Exercise instructions »
Only the lines from the one containing "What does this" through the end of the data below should be copied, each exactly as written and with both ends kept.

Data »
────

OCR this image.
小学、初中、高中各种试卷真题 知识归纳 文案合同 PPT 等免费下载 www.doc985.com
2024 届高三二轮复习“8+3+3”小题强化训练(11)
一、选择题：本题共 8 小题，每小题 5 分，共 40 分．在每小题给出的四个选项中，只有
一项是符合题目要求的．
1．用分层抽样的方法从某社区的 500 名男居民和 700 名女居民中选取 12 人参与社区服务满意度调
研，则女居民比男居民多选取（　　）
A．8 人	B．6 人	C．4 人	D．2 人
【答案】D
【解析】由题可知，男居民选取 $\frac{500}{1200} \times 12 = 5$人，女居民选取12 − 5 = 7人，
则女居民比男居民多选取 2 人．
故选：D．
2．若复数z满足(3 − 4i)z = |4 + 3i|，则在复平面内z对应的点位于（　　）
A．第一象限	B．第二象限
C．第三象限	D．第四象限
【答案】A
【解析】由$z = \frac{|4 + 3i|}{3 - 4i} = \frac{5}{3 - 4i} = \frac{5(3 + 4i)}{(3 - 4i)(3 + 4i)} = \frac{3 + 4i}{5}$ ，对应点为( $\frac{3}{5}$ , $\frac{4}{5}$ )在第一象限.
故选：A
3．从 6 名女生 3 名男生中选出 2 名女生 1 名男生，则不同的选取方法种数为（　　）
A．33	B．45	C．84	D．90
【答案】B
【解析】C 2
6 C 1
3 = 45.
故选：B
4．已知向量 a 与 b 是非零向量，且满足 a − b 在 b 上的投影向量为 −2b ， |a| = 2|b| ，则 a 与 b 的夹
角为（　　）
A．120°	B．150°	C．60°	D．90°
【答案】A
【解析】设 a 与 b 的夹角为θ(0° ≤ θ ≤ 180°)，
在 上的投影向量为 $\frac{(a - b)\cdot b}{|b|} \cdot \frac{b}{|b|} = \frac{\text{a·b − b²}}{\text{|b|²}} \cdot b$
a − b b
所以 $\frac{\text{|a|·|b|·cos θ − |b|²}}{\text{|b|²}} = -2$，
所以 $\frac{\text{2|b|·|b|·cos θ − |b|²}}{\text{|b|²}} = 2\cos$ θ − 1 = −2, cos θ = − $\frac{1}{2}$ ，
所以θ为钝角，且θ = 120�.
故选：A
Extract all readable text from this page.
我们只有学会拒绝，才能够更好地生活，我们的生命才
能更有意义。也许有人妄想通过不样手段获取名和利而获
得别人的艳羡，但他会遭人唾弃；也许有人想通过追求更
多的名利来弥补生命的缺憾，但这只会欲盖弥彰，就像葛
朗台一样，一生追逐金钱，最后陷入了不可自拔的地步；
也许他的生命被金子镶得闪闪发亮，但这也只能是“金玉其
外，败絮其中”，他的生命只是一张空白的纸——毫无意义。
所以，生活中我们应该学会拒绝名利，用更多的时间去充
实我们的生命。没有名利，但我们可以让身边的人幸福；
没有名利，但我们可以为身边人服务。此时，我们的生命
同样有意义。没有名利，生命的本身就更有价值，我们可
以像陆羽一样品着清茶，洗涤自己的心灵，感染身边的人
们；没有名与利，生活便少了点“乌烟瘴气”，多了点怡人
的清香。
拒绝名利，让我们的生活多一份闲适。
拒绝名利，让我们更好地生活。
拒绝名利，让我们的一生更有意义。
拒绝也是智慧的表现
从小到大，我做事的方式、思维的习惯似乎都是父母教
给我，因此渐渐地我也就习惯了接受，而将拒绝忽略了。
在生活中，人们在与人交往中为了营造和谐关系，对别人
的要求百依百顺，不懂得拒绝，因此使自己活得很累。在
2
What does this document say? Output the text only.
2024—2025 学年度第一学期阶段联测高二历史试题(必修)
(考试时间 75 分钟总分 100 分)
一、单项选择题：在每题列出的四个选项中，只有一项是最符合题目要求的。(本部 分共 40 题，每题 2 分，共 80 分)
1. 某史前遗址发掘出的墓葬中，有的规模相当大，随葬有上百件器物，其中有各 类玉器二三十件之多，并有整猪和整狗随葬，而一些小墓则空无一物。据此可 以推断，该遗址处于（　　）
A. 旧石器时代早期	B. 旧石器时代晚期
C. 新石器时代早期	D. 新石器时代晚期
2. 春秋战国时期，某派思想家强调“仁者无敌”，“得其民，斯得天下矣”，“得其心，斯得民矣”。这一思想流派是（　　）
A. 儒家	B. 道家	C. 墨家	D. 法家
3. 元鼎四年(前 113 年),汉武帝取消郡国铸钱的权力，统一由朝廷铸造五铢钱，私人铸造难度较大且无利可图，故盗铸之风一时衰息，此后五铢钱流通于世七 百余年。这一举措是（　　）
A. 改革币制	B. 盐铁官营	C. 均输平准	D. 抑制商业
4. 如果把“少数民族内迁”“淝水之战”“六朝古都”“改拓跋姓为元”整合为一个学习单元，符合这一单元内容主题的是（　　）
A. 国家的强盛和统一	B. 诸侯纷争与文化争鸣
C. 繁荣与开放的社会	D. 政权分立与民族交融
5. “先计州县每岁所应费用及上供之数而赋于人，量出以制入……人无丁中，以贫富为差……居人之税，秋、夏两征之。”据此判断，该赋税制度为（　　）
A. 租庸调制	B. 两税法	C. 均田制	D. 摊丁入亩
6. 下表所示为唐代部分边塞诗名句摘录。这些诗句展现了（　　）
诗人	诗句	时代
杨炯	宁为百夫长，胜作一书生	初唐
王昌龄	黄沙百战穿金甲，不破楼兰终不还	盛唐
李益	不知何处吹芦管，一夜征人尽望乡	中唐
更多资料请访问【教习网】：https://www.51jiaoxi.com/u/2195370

────

Task answer »
What does this document say? Output the text only.
2024—2025 学年度第一学期阶段联测高二历史试题(必修)
(考试时间 75 分钟总分 100 分)
一、单项选择题：在每题列出的四个选项中，只有一项是最符合题目要求的。(本部 分共 40 题，每题 2 分，共 80 分)
1. 某史前遗址发掘出的墓葬中，有的规模相当大，随葬有上百件器物，其中有各 类玉器二三十件之多，并有整猪和整狗随葬，而一些小墓则空无一物。据此可 以推断，该遗址处于（　　）
A. 旧石器时代早期	B. 旧石器时代晚期
C. 新石器时代早期	D. 新石器时代晚期
2. 春秋战国时期，某派思想家强调“仁者无敌”，“得其民，斯得天下矣”，“得其心，斯得民矣”。这一思想流派是（　　）
A. 儒家	B. 道家	C. 墨家	D. 法家
3. 元鼎四年(前 113 年),汉武帝取消郡国铸钱的权力，统一由朝廷铸造五铢钱，私人铸造难度较大且无利可图，故盗铸之风一时衰息，此后五铢钱流通于世七 百余年。这一举措是（　　）
A. 改革币制	B. 盐铁官营	C. 均输平准	D. 抑制商业
4. 如果把“少数民族内迁”“淝水之战”“六朝古都”“改拓跋姓为元”整合为一个学习单元，符合这一单元内容主题的是（　　）
A. 国家的强盛和统一	B. 诸侯纷争与文化争鸣
C. 繁荣与开放的社会	D. 政权分立与民族交融
5. “先计州县每岁所应费用及上供之数而赋于人，量出以制入……人无丁中，以贫富为差……居人之税，秋、夏两征之。”据此判断，该赋税制度为（　　）
A. 租庸调制	B. 两税法	C. 均田制	D. 摊丁入亩
6. 下表所示为唐代部分边塞诗名句摘录。这些诗句展现了（　　）
诗人	诗句	时代
杨炯	宁为百夫长，胜作一书生	初唐
王昌龄	黄沙百战穿金甲，不破楼兰终不还	盛唐
李益	不知何处吹芦管，一夜征人尽望乡	中唐
更多资料请访问【教习网】：https://www.51jiaoxi.com/u/2195370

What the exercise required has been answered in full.